== Recorded data ==
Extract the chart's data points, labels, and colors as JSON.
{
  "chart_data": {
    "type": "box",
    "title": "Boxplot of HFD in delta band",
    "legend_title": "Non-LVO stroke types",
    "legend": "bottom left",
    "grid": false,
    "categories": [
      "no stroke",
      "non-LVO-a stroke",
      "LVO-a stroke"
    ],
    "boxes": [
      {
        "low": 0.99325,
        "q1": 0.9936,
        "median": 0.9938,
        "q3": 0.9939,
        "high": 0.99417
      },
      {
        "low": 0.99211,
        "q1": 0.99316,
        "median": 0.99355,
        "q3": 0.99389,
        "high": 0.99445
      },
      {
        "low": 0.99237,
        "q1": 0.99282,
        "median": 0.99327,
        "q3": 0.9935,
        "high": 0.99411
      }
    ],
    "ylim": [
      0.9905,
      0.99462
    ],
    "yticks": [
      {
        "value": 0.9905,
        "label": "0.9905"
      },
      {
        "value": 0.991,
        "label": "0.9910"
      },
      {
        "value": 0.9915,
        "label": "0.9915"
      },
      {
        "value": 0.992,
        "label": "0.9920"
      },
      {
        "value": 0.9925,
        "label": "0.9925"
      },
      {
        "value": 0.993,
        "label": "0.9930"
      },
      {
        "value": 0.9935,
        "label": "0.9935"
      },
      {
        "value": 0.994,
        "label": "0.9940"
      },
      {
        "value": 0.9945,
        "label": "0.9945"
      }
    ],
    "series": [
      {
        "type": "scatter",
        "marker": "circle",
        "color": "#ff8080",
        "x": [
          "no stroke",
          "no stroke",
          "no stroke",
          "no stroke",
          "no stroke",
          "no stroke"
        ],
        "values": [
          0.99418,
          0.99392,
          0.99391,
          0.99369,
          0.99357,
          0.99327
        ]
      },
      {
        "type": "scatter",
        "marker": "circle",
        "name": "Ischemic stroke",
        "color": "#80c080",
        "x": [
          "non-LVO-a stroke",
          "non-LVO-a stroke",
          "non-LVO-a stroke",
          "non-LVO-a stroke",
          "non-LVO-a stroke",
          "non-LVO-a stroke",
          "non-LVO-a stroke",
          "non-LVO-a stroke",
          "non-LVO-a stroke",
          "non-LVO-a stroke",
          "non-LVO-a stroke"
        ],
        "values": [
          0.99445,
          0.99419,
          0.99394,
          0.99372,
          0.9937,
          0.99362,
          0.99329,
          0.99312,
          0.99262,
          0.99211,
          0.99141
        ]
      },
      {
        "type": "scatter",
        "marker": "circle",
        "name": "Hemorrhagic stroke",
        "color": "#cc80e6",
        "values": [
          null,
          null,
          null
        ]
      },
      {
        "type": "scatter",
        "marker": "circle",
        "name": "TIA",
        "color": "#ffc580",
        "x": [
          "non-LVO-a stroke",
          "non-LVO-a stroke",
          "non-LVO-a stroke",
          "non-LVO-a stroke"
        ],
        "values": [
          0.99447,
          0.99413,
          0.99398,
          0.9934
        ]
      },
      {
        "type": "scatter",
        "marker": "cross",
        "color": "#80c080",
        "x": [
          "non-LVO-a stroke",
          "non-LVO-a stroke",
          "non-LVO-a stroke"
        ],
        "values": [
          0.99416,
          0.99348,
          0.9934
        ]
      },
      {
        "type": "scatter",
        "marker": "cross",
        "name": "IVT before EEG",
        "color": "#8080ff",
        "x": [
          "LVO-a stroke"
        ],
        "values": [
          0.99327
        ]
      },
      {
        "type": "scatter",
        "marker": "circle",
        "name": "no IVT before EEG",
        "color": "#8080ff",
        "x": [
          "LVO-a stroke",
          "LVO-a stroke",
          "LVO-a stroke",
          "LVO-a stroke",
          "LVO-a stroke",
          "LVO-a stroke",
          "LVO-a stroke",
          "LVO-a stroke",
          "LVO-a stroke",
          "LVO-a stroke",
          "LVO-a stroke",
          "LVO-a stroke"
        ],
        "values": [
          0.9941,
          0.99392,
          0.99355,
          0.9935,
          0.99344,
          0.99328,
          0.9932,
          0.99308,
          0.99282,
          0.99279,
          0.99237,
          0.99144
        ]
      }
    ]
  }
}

== Exercise brief ==
Repeat the data precisely, reproducing every entry.

== Complete output ==
Extract the chart's data points, labels, and colors as JSON.
{
  "chart_data": {
    "type": "box",
    "title": "Boxplot of HFD in delta band",
    "legend_title": "Non-LVO stroke types",
    "legend": "bottom left",
    "grid": false,
    "categories": [
      "no stroke",
      "non-LVO-a stroke",
      "LVO-a stroke"
    ],
    "boxes": [
      {
        "low": 0.99325,
        "q1": 0.9936,
        "median": 0.9938,
        "q3": 0.9939,
        "high": 0.99417
      },
      {
        "low": 0.99211,
        "q1": 0.99316,
        "median": 0.99355,
        "q3": 0.99389,
        "high": 0.99445
      },
      {
        "low": 0.99237,
        "q1": 0.99282,
        "median": 0.99327,
        "q3": 0.9935,
        "high": 0.99411
      }
    ],
    "ylim": [
      0.9905,
      0.99462
    ],
    "yticks": [
      {
        "value": 0.9905,
        "label": "0.9905"
      },
      {
        "value": 0.991,
        "label": "0.9910"
      },
      {
        "value": 0.9915,
        "label": "0.9915"
      },
      {
        "value": 0.992,
        "label": "0.9920"
      },
      {
        "value": 0.9925,
        "label": "0.9925"
      },
      {
        "value": 0.993,
        "label": "0.9930"
      },
      {
        "value": 0.9935,
        "label": "0.9935"
      },
      {
        "value": 0.994,
        "label": "0.9940"
      },
      {
        "value": 0.9945,
        "label": "0.9945"
      }
    ],
    "series": [
      {
        "type": "scatter",
        "marker": "circle",
        "color": "#ff8080",
        "x": [
          "no stroke",
          "no stroke",
          "no stroke",
          "no stroke",
          "no stroke",
          "no stroke"
        ],
        "values": [
          0.99418,
          0.99392,
          0.99391,
          0.99369,
          0.99357,
          0.99327
        ]
      },
      {
        "type": "scatter",
        "marker": "circle",
        "name": "Ischemic stroke",
        "color": "#80c080",
        "x": [
          "non-LVO-a stroke",
          "non-LVO-a stroke",
          "non-LVO-a stroke",
          "non-LVO-a stroke",
          "non-LVO-a stroke",
          "non-LVO-a stroke",
          "non-LVO-a stroke",
          "non-LVO-a stroke",
          "non-LVO-a stroke",
          "non-LVO-a stroke",
          "non-LVO-a stroke"
        ],
        "values": [
          0.99445,
          0.99419,
          0.99394,
          0.99372,
          0.9937,
          0.99362,
          0.99329,
          0.99312,
          0.99262,
          0.99211,
          0.99141
        ]
      },
      {
        "type": "scatter",
        "marker": "circle",
        "name": "Hemorrhagic stroke",
        "color": "#cc80e6",
        "values": [
          null,
          null,
          null
        ]
      },
      {
        "type": "scatter",
        "marker": "circle",
        "name": "TIA",
        "color": "#ffc580",
        "x": [
          "non-LVO-a stroke",
          "non-LVO-a stroke",
          "non-LVO-a stroke",
          "non-LVO-a stroke"
        ],
        "values": [
          0.99447,
          0.99413,
          0.99398,
          0.9934
        ]
      },
      {
        "type": "scatter",
        "marker": "cross",
        "color": "#80c080",
        "x": [
          "non-LVO-a stroke",
          "non-LVO-a stroke",
          "non-LVO-a stroke"
        ],
        "values": [
          0.99416,
          0.99348,
          0.9934
        ]
      },
      {
        "type": "scatter",
        "marker": "cross",
        "name": "IVT before EEG",
        "color": "#8080ff",
        "x": [
          "LVO-a stroke"
        ],
        "values": [
          0.99327
        ]
      },
      {
        "type": "scatter",
        "marker": "circle",
        "name": "no IVT before EEG",
        "color": "#8080ff",
        "x": [
          "LVO-a stroke",
          "LVO-a stroke",
          "LVO-a stroke",
          "LVO-a stroke",
          "LVO-a stroke",
          "LVO-a stroke",
          "LVO-a stroke",
          "LVO-a stroke",
          "LVO-a stroke",
          "LVO-a stroke",
          "LVO-a stroke",
          "LVO-a stroke"
        ],
        "values": [
          0.9941,
          0.99392,
          0.99355,
          0.9935,
          0.99344,
          0.99328,
          0.9932,
          0.99308,
          0.99282,
          0.99279,
          0.99237,
          0.99144
        ]
      }
    ]
  }
}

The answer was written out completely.